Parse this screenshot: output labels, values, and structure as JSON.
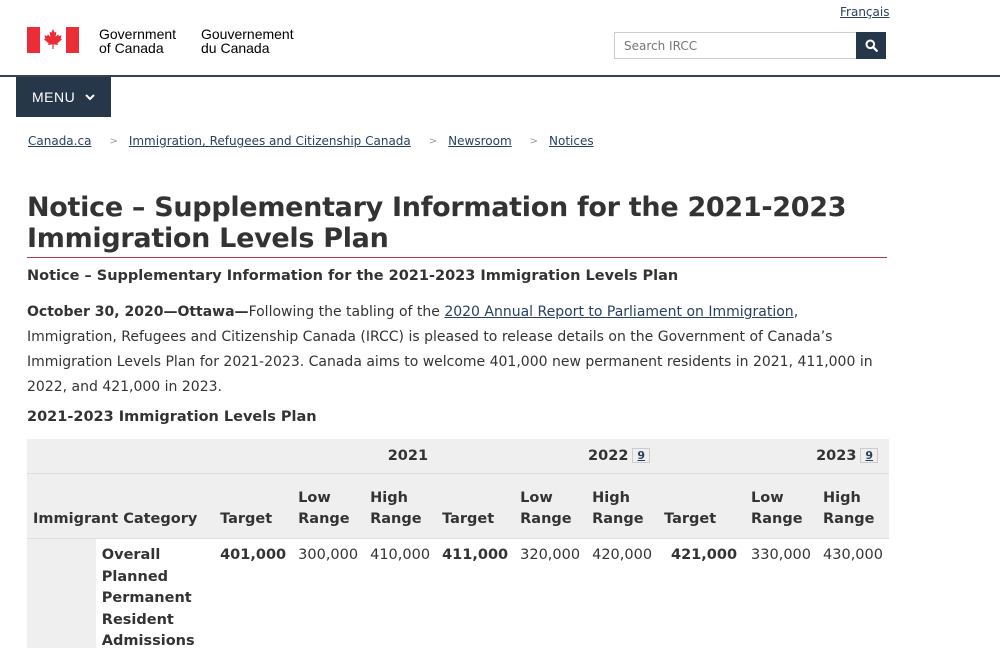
{
  "header": {
    "language_link": "Français",
    "brand_en_line1": "Government",
    "brand_en_line2": "of Canada",
    "brand_fr_line1": "Gouvernement",
    "brand_fr_line2": "du Canada",
    "search_placeholder": "Search IRCC",
    "menu_label": "MENU"
  },
  "colors": {
    "navy": "#26374a",
    "flag_red": "#eb2d37",
    "link": "#284162",
    "rule_red": "#af3c43"
  },
  "breadcrumbs": [
    {
      "label": "Canada.ca"
    },
    {
      "label": "Immigration, Refugees and Citizenship Canada"
    },
    {
      "label": "Newsroom"
    },
    {
      "label": "Notices"
    }
  ],
  "main": {
    "title": "Notice – Supplementary Information for the 2021-2023 Immigration Levels Plan",
    "subheading": "Notice – Supplementary Information for the 2021-2023 Immigration Levels Plan",
    "dateline": "October 30, 2020—Ottawa—",
    "para_before_link": "Following the tabling of the ",
    "para_link": "2020 Annual Report to Parliament on Immigration",
    "para_after_link": ", Immigration, Refugees and Citizenship Canada (IRCC) is pleased to release details on the Government of Canada’s Immigration Levels Plan for 2021-2023. Canada aims to welcome 401,000 new permanent residents in 2021, 411,000 in 2022, and 421,000 in 2023.",
    "table_title": "2021-2023 Immigration Levels Plan"
  },
  "table": {
    "category_header": "Immigrant Category",
    "years": [
      {
        "label": "2021",
        "footnote": ""
      },
      {
        "label": "2022",
        "footnote": "9"
      },
      {
        "label": "2023",
        "footnote": "9"
      }
    ],
    "col_target": "Target",
    "col_low": "Low Range",
    "col_high": "High Range",
    "row": {
      "category": "Overall Planned Permanent Resident Admissions",
      "y2021": {
        "target": "401,000",
        "low": "300,000",
        "high": "410,000"
      },
      "y2022": {
        "target": "411,000",
        "low": "320,000",
        "high": "420,000"
      },
      "y2023": {
        "target": "421,000",
        "low": "330,000",
        "high": "430,000"
      }
    }
  }
}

● **PROBLEM TO SOLVE**
Omitting all images, print the listing exactly.

● **TASK ANSWER**
Parse this screenshot: output labels, values, and structure as JSON.
{
  "header": {
    "language_link": "Français",
    "brand_en_line1": "Government",
    "brand_en_line2": "of Canada",
    "brand_fr_line1": "Gouvernement",
    "brand_fr_line2": "du Canada",
    "search_placeholder": "Search IRCC",
    "menu_label": "MENU"
  },
  "colors": {
    "navy": "#26374a",
    "flag_red": "#eb2d37",
    "link": "#284162",
    "rule_red": "#af3c43"
  },
  "breadcrumbs": [
    {
      "label": "Canada.ca"
    },
    {
      "label": "Immigration, Refugees and Citizenship Canada"
    },
    {
      "label": "Newsroom"
    },
    {
      "label": "Notices"
    }
  ],
  "main": {
    "title": "Notice – Supplementary Information for the 2021-2023 Immigration Levels Plan",
    "subheading": "Notice – Supplementary Information for the 2021-2023 Immigration Levels Plan",
    "dateline": "October 30, 2020—Ottawa—",
    "para_before_link": "Following the tabling of the ",
    "para_link": "2020 Annual Report to Parliament on Immigration",
    "para_after_link": ", Immigration, Refugees and Citizenship Canada (IRCC) is pleased to release details on the Government of Canada’s Immigration Levels Plan for 2021-2023. Canada aims to welcome 401,000 new permanent residents in 2021, 411,000 in 2022, and 421,000 in 2023.",
    "table_title": "2021-2023 Immigration Levels Plan"
  },
  "table": {
    "category_header": "Immigrant Category",
    "years": [
      {
        "label": "2021",
        "footnote": ""
      },
      {
        "label": "2022",
        "footnote": "9"
      },
      {
        "label": "2023",
        "footnote": "9"
      }
    ],
    "col_target": "Target",
    "col_low": "Low Range",
    "col_high": "High Range",
    "row": {
      "category": "Overall Planned Permanent Resident Admissions",
      "y2021": {
        "target": "401,000",
        "low": "300,000",
        "high": "410,000"
      },
      "y2022": {
        "target": "411,000",
        "low": "320,000",
        "high": "420,000"
      },
      "y2023": {
        "target": "421,000",
        "low": "330,000",
        "high": "430,000"
      }
    }
  }
}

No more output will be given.